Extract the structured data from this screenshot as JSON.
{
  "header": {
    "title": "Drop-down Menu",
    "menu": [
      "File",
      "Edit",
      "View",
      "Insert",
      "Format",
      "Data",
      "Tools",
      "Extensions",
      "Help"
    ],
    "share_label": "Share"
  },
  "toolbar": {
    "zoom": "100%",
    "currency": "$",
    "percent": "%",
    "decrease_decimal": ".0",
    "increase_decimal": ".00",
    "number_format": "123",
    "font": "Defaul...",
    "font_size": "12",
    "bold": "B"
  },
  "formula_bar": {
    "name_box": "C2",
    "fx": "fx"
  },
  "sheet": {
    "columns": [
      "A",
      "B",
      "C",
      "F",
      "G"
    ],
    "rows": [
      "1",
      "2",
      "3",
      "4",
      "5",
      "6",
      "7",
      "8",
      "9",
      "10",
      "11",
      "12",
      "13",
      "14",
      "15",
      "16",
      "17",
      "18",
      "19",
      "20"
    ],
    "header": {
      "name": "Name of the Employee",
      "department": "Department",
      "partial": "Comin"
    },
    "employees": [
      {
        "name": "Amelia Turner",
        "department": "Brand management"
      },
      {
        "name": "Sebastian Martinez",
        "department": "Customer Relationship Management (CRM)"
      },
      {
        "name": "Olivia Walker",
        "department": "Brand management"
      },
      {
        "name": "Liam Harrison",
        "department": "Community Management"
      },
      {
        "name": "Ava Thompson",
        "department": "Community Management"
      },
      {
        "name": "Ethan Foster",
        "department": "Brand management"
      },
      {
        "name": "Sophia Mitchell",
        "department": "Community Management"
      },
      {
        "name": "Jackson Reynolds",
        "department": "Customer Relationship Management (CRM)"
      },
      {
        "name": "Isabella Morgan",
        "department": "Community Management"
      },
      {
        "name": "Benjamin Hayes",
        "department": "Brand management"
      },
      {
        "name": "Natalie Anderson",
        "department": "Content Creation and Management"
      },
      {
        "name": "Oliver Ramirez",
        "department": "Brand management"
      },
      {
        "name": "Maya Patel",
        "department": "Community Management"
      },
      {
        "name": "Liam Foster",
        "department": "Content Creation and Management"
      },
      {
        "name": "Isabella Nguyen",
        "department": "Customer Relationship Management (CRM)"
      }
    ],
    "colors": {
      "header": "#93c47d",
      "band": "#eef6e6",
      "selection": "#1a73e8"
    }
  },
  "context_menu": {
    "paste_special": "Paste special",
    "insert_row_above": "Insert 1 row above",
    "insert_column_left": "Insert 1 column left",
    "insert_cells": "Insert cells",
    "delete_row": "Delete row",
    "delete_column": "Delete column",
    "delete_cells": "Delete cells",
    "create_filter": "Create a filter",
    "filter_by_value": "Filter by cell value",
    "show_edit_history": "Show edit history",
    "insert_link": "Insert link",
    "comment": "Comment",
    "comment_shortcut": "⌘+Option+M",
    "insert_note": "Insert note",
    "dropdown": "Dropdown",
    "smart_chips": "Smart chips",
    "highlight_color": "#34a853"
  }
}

☆ ☆ ☆

Copy the material above, line for line.

> **SOLUTION FOR THIS TASK**
Extract the structured data from this screenshot as JSON.
{
  "header": {
    "title": "Drop-down Menu",
    "menu": [
      "File",
      "Edit",
      "View",
      "Insert",
      "Format",
      "Data",
      "Tools",
      "Extensions",
      "Help"
    ],
    "share_label": "Share"
  },
  "toolbar": {
    "zoom": "100%",
    "currency": "$",
    "percent": "%",
    "decrease_decimal": ".0",
    "increase_decimal": ".00",
    "number_format": "123",
    "font": "Defaul...",
    "font_size": "12",
    "bold": "B"
  },
  "formula_bar": {
    "name_box": "C2",
    "fx": "fx"
  },
  "sheet": {
    "columns": [
      "A",
      "B",
      "C",
      "F",
      "G"
    ],
    "rows": [
      "1",
      "2",
      "3",
      "4",
      "5",
      "6",
      "7",
      "8",
      "9",
      "10",
      "11",
      "12",
      "13",
      "14",
      "15",
      "16",
      "17",
      "18",
      "19",
      "20"
    ],
    "header": {
      "name": "Name of the Employee",
      "department": "Department",
      "partial": "Comin"
    },
    "employees": [
      {
        "name": "Amelia Turner",
        "department": "Brand management"
      },
      {
        "name": "Sebastian Martinez",
        "department": "Customer Relationship Management (CRM)"
      },
      {
        "name": "Olivia Walker",
        "department": "Brand management"
      },
      {
        "name": "Liam Harrison",
        "department": "Community Management"
      },
      {
        "name": "Ava Thompson",
        "department": "Community Management"
      },
      {
        "name": "Ethan Foster",
        "department": "Brand management"
      },
      {
        "name": "Sophia Mitchell",
        "department": "Community Management"
      },
      {
        "name": "Jackson Reynolds",
        "department": "Customer Relationship Management (CRM)"
      },
      {
        "name": "Isabella Morgan",
        "department": "Community Management"
      },
      {
        "name": "Benjamin Hayes",
        "department": "Brand management"
      },
      {
        "name": "Natalie Anderson",
        "department": "Content Creation and Management"
      },
      {
        "name": "Oliver Ramirez",
        "department": "Brand management"
      },
      {
        "name": "Maya Patel",
        "department": "Community Management"
      },
      {
        "name": "Liam Foster",
        "department": "Content Creation and Management"
      },
      {
        "name": "Isabella Nguyen",
        "department": "Customer Relationship Management (CRM)"
      }
    ],
    "colors": {
      "header": "#93c47d",
      "band": "#eef6e6",
      "selection": "#1a73e8"
    }
  },
  "context_menu": {
    "paste_special": "Paste special",
    "insert_row_above": "Insert 1 row above",
    "insert_column_left": "Insert 1 column left",
    "insert_cells": "Insert cells",
    "delete_row": "Delete row",
    "delete_column": "Delete column",
    "delete_cells": "Delete cells",
    "create_filter": "Create a filter",
    "filter_by_value": "Filter by cell value",
    "show_edit_history": "Show edit history",
    "insert_link": "Insert link",
    "comment": "Comment",
    "comment_shortcut": "⌘+Option+M",
    "insert_note": "Insert note",
    "dropdown": "Dropdown",
    "smart_chips": "Smart chips",
    "highlight_color": "#34a853"
  }
}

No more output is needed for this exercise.